» PROBLEM REQUIREMENTS
Copy all records verbatim.

########

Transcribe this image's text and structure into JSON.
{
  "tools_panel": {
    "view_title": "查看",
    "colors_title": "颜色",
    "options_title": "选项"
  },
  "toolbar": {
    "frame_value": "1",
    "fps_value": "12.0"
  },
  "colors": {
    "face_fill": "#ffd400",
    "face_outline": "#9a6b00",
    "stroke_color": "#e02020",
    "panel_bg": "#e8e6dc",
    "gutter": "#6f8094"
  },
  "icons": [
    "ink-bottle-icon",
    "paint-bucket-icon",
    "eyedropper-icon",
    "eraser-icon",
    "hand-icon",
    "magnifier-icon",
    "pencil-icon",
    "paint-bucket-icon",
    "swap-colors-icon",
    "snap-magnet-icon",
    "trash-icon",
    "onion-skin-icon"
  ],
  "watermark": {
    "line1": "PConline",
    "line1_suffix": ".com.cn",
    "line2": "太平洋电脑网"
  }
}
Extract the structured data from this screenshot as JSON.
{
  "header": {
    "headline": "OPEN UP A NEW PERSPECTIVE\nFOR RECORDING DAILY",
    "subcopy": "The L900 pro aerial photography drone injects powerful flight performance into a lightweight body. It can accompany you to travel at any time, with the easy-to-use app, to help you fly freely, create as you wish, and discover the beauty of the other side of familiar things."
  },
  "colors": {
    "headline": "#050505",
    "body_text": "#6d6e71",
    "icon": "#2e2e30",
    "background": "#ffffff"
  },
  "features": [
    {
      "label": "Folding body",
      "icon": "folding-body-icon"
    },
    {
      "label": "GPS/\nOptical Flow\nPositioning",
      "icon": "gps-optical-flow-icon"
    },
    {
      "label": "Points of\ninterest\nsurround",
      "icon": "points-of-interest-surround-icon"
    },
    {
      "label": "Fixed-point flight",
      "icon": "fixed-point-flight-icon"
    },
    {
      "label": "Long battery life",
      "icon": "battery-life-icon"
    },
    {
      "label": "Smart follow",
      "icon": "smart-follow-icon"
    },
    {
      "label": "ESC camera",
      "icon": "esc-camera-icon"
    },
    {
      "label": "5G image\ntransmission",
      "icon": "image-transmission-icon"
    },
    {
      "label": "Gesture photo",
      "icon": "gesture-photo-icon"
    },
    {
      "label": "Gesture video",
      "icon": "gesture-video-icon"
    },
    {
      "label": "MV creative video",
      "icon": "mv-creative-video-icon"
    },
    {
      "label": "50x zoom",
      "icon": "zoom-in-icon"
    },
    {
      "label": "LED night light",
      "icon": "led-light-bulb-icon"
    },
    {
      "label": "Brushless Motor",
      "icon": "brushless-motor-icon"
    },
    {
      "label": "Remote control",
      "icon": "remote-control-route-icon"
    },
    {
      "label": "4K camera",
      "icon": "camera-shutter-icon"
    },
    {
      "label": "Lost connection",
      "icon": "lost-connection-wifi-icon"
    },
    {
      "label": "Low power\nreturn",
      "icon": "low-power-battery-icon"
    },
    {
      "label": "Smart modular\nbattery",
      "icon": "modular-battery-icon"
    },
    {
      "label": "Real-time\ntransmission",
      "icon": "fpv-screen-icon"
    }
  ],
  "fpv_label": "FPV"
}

########

» COMPLETED TASK
Transcribe this image's text and structure into JSON.
{
  "tools_panel": {
    "view_title": "查看",
    "colors_title": "颜色",
    "options_title": "选项"
  },
  "toolbar": {
    "frame_value": "1",
    "fps_value": "12.0"
  },
  "colors": {
    "face_fill": "#ffd400",
    "face_outline": "#9a6b00",
    "stroke_color": "#e02020",
    "panel_bg": "#e8e6dc",
    "gutter": "#6f8094"
  },
  "icons": [
    "ink-bottle-icon",
    "paint-bucket-icon",
    "eyedropper-icon",
    "eraser-icon",
    "hand-icon",
    "magnifier-icon",
    "pencil-icon",
    "paint-bucket-icon",
    "swap-colors-icon",
    "snap-magnet-icon",
    "trash-icon",
    "onion-skin-icon"
  ],
  "watermark": {
    "line1": "PConline",
    "line1_suffix": ".com.cn",
    "line2": "太平洋电脑网"
  }
}
Extract the structured data from this screenshot as JSON.
{
  "header": {
    "headline": "OPEN UP A NEW PERSPECTIVE\nFOR RECORDING DAILY",
    "subcopy": "The L900 pro aerial photography drone injects powerful flight performance into a lightweight body. It can accompany you to travel at any time, with the easy-to-use app, to help you fly freely, create as you wish, and discover the beauty of the other side of familiar things."
  },
  "colors": {
    "headline": "#050505",
    "body_text": "#6d6e71",
    "icon": "#2e2e30",
    "background": "#ffffff"
  },
  "features": [
    {
      "label": "Folding body",
      "icon": "folding-body-icon"
    },
    {
      "label": "GPS/\nOptical Flow\nPositioning",
      "icon": "gps-optical-flow-icon"
    },
    {
      "label": "Points of\ninterest\nsurround",
      "icon": "points-of-interest-surround-icon"
    },
    {
      "label": "Fixed-point flight",
      "icon": "fixed-point-flight-icon"
    },
    {
      "label": "Long battery life",
      "icon": "battery-life-icon"
    },
    {
      "label": "Smart follow",
      "icon": "smart-follow-icon"
    },
    {
      "label": "ESC camera",
      "icon": "esc-camera-icon"
    },
    {
      "label": "5G image\ntransmission",
      "icon": "image-transmission-icon"
    },
    {
      "label": "Gesture photo",
      "icon": "gesture-photo-icon"
    },
    {
      "label": "Gesture video",
      "icon": "gesture-video-icon"
    },
    {
      "label": "MV creative video",
      "icon": "mv-creative-video-icon"
    },
    {
      "label": "50x zoom",
      "icon": "zoom-in-icon"
    },
    {
      "label": "LED night light",
      "icon": "led-light-bulb-icon"
    },
    {
      "label": "Brushless Motor",
      "icon": "brushless-motor-icon"
    },
    {
      "label": "Remote control",
      "icon": "remote-control-route-icon"
    },
    {
      "label": "4K camera",
      "icon": "camera-shutter-icon"
    },
    {
      "label": "Lost connection",
      "icon": "lost-connection-wifi-icon"
    },
    {
      "label": "Low power\nreturn",
      "icon": "low-power-battery-icon"
    },
    {
      "label": "Smart modular\nbattery",
      "icon": "modular-battery-icon"
    },
    {
      "label": "Real-time\ntransmission",
      "icon": "fpv-screen-icon"
    }
  ],
  "fpv_label": "FPV"
}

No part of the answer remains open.